__Dataset rows__.
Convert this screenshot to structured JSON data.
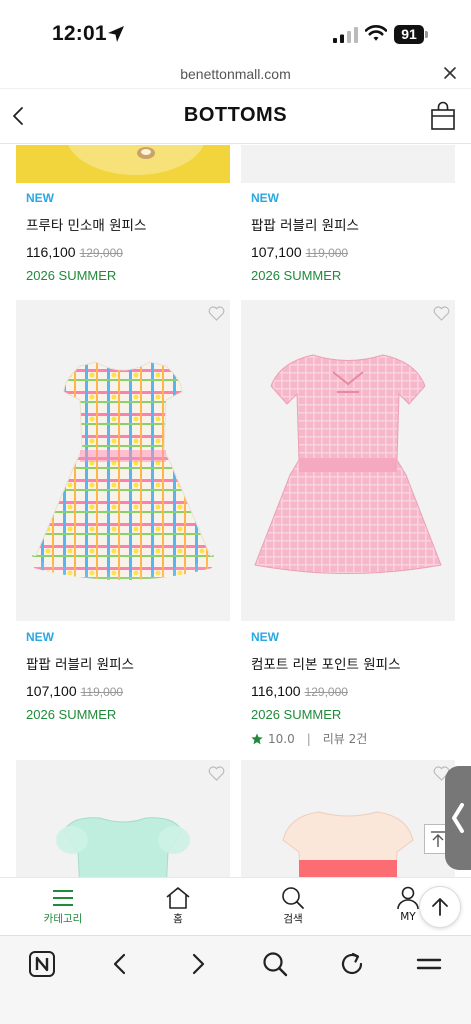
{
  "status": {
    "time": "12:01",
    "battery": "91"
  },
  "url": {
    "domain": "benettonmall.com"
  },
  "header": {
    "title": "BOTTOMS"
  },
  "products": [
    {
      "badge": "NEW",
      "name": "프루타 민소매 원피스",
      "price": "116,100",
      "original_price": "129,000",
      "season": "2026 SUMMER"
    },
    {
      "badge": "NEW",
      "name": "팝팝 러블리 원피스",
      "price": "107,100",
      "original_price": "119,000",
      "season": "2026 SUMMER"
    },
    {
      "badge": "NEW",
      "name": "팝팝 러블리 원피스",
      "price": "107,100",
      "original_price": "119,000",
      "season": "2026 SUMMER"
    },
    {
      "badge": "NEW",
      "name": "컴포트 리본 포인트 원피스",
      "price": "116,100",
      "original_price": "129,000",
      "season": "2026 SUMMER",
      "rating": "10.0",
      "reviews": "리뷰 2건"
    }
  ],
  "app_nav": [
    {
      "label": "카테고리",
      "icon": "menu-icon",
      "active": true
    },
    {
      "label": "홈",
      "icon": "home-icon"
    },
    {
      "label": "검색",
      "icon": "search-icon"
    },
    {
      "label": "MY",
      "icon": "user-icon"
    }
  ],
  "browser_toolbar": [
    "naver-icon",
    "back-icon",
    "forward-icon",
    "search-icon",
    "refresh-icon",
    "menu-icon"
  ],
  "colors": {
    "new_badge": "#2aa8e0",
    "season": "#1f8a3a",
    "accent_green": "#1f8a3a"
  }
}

__What you are asked to do__. Copy every line from the entries that contains the word "icon".

__Exercise response__.
      "icon": "menu-icon",
      "icon": "home-icon"
      "icon": "search-icon"
      "icon": "user-icon"
    "naver-icon",
    "back-icon",
    "forward-icon",
    "search-icon",
    "refresh-icon",
    "menu-icon"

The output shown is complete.